# [What the task requires]
Copy out every line of the records where the string "domain" occurs.
>>>
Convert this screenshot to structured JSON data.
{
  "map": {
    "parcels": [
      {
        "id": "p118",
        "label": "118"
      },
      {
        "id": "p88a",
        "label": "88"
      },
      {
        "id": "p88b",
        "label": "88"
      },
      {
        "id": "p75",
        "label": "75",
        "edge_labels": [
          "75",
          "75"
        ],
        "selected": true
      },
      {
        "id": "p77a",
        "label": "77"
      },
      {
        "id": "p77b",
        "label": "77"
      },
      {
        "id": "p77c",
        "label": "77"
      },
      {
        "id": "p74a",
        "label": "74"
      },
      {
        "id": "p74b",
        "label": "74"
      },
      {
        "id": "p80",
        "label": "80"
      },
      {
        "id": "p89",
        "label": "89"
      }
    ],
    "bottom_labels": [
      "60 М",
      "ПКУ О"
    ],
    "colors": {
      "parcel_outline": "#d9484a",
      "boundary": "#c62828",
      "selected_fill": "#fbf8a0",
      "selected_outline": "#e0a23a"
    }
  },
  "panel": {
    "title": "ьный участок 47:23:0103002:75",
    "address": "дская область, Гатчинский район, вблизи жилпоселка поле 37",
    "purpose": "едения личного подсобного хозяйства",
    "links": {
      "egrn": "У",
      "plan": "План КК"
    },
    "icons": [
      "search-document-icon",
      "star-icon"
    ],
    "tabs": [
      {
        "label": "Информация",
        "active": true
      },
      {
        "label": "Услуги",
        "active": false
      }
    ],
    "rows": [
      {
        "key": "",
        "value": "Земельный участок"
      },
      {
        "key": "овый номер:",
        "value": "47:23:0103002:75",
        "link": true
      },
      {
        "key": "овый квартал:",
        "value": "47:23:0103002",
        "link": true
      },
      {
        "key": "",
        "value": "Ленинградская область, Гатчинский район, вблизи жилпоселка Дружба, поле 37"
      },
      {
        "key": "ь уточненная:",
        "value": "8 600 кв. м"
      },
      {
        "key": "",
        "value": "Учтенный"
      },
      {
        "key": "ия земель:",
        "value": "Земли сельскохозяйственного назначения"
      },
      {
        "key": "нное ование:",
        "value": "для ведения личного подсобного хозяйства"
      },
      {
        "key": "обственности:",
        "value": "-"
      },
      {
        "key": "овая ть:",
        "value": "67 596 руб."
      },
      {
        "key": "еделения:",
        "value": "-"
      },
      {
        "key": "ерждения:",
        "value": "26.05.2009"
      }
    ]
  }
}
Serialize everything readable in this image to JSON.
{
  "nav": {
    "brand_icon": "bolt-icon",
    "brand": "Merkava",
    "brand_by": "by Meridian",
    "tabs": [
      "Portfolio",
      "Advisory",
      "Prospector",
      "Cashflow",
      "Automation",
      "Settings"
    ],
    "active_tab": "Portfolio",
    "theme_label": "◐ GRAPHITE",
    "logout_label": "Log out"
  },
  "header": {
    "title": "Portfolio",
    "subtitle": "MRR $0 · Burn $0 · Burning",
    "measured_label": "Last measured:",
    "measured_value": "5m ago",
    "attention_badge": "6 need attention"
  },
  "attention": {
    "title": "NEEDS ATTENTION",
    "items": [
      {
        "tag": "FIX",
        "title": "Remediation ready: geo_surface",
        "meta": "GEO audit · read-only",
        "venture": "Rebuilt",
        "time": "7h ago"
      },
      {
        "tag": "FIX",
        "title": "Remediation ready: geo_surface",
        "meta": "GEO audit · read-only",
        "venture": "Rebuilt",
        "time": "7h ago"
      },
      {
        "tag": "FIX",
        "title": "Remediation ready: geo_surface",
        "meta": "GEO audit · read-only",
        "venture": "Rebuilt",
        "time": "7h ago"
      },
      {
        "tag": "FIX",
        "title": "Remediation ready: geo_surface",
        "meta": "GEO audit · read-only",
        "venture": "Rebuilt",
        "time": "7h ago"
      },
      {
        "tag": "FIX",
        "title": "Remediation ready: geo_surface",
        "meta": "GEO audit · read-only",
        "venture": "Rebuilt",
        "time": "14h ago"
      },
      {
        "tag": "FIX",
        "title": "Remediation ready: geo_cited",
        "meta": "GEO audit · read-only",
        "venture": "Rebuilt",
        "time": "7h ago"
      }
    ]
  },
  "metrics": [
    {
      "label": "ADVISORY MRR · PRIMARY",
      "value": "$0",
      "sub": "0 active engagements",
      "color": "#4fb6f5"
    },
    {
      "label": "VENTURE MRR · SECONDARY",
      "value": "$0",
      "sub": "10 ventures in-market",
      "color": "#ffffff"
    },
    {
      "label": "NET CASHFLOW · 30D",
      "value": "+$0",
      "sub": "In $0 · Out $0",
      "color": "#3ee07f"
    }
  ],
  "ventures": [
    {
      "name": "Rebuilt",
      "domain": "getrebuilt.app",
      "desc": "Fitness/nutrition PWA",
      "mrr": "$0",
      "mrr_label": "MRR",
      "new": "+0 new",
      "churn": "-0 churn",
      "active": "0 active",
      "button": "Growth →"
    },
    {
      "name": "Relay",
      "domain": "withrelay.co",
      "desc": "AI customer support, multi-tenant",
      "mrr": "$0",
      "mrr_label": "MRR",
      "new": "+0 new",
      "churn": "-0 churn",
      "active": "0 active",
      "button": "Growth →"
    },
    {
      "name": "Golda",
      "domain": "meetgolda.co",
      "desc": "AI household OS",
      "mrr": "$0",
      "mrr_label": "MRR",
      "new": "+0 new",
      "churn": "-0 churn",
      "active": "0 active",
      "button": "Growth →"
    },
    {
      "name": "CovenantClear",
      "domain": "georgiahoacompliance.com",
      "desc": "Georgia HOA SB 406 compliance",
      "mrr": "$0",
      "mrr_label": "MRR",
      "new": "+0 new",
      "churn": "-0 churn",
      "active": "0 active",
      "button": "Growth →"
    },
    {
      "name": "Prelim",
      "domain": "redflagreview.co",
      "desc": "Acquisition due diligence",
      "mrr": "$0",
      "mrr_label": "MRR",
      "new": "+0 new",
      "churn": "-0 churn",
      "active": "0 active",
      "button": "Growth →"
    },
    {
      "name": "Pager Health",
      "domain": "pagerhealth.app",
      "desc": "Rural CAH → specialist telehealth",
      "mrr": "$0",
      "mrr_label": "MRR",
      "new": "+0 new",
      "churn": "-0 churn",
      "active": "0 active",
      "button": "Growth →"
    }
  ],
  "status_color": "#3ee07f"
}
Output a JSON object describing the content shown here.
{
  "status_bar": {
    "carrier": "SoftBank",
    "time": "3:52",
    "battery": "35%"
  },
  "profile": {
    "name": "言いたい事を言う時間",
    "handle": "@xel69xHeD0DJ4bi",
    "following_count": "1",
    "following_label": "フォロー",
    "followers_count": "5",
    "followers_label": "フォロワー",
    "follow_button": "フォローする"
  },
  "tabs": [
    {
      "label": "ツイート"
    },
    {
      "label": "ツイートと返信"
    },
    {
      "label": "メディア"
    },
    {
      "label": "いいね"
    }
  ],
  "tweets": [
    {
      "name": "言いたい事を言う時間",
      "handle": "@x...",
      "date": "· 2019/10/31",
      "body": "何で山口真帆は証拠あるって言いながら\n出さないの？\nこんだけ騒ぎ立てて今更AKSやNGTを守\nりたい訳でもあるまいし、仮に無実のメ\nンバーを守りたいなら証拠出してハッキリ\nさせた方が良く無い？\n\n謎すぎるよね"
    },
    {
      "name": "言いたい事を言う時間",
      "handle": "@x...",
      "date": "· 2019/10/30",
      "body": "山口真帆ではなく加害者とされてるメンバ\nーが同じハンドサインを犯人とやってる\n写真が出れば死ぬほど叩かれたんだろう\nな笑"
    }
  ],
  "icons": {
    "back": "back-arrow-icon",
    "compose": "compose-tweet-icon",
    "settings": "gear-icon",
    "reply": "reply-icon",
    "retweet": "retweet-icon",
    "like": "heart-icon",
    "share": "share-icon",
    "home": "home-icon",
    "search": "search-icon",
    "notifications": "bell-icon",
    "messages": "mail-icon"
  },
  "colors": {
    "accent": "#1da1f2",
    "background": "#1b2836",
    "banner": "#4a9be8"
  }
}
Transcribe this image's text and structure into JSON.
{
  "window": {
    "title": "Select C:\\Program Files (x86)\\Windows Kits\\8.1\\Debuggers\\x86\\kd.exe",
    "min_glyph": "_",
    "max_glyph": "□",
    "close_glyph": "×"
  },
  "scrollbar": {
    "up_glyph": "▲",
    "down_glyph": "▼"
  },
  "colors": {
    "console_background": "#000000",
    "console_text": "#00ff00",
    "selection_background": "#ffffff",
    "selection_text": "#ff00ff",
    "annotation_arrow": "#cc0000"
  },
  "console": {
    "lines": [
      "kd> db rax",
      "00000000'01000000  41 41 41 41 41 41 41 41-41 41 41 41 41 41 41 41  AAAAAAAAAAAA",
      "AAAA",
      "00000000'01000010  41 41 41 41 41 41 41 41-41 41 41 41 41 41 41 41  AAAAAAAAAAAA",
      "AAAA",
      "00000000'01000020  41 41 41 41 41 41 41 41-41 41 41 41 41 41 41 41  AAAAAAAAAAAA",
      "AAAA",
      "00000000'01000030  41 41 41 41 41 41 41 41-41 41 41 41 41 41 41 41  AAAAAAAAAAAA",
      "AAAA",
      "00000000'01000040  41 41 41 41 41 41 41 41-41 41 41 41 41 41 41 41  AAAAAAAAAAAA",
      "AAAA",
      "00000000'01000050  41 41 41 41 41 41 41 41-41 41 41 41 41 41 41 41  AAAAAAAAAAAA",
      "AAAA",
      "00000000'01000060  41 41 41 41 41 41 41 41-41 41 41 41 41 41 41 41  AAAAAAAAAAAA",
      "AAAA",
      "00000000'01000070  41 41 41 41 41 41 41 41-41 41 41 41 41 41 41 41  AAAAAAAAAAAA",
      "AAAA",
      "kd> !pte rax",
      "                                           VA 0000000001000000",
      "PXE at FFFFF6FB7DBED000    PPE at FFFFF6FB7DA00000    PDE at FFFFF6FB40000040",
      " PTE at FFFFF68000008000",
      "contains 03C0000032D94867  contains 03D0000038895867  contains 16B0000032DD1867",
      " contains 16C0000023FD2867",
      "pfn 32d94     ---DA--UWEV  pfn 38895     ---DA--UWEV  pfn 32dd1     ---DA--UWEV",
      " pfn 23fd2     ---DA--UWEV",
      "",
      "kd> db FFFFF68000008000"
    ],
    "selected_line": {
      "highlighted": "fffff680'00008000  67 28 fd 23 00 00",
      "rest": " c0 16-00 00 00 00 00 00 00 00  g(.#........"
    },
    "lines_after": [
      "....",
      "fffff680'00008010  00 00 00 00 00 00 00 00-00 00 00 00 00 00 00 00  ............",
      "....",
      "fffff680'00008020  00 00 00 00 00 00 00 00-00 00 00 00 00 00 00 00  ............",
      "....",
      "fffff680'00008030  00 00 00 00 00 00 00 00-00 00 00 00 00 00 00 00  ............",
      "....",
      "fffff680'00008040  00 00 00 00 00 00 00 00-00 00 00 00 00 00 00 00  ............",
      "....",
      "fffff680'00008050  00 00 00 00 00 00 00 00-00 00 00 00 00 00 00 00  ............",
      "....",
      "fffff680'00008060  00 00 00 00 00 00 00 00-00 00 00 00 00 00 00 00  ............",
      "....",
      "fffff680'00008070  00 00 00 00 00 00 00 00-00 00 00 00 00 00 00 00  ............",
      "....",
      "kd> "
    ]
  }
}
<<<
# [Answer to the task]
      "domain": "getrebuilt.app",
      "domain": "withrelay.co",
      "domain": "meetgolda.co",
      "domain": "georgiahoacompliance.com",
      "domain": "redflagreview.co",
      "domain": "pagerhealth.app",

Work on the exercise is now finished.